[start]

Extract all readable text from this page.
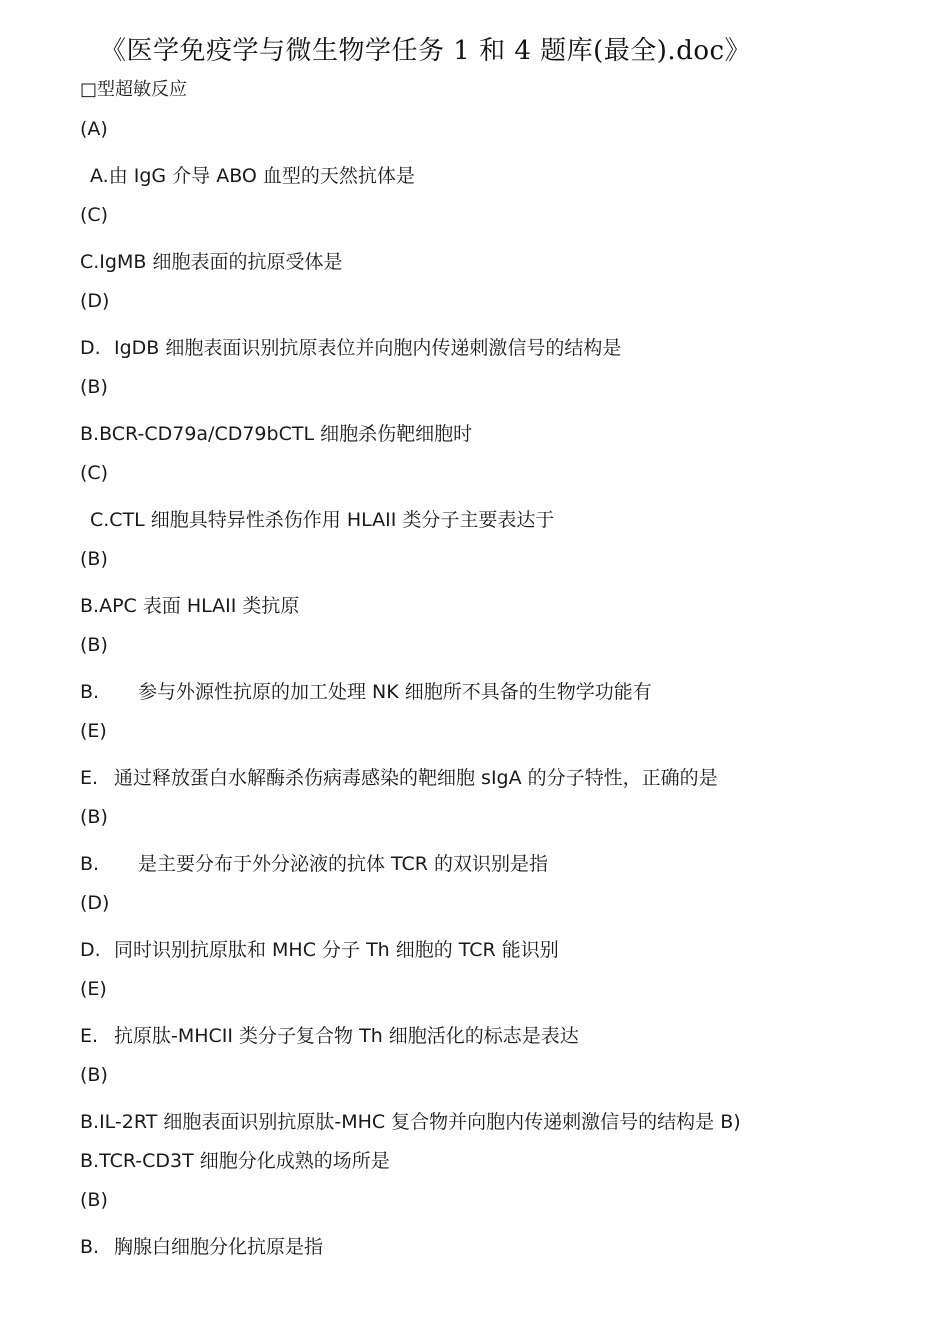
《医学免疫学与微生物学任务 1 和 4 题库(最全).doc》
□型超敏反应
(A)
A.由 IgG 介导 ABO 血型的天然抗体是
(C)
C.IgMB 细胞表面的抗原受体是
(D)
D. IgDB 细胞表面识别抗原表位并向胞内传递刺激信号的结构是
(B)
B.BCR-CD79a/CD79bCTL 细胞杀伤靶细胞时
(C)
C.CTL 细胞具特异性杀伤作用 HLAII 类分子主要表达于
(B)
B.APC 表面 HLAII 类抗原
(B)
B. 参与外源性抗原的加工处理 NK 细胞所不具备的生物学功能有
(E)
E. 通过释放蛋白水解酶杀伤病毒感染的靶细胞 sIgA 的分子特性，正确的是
(B)
B. 是主要分布于外分泌液的抗体 TCR 的双识别是指
(D)
D. 同时识别抗原肽和 MHC 分子 Th 细胞的 TCR 能识别
(E)
E. 抗原肽-MHCII 类分子复合物 Th 细胞活化的标志是表达
(B)
B.IL-2RT 细胞表面识别抗原肽-MHC 复合物并向胞内传递刺激信号的结构是 B)
B.TCR-CD3T 细胞分化成熟的场所是
(B)
B. 胸腺白细胞分化抗原是指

[end]

**Work required**
Go through the records and gather the lines that hold "HLAII".

**Answer for this exercise**
C.CTL 细胞具特异性杀伤作用 HLAII 类分子主要表达于
B.APC 表面 HLAII 类抗原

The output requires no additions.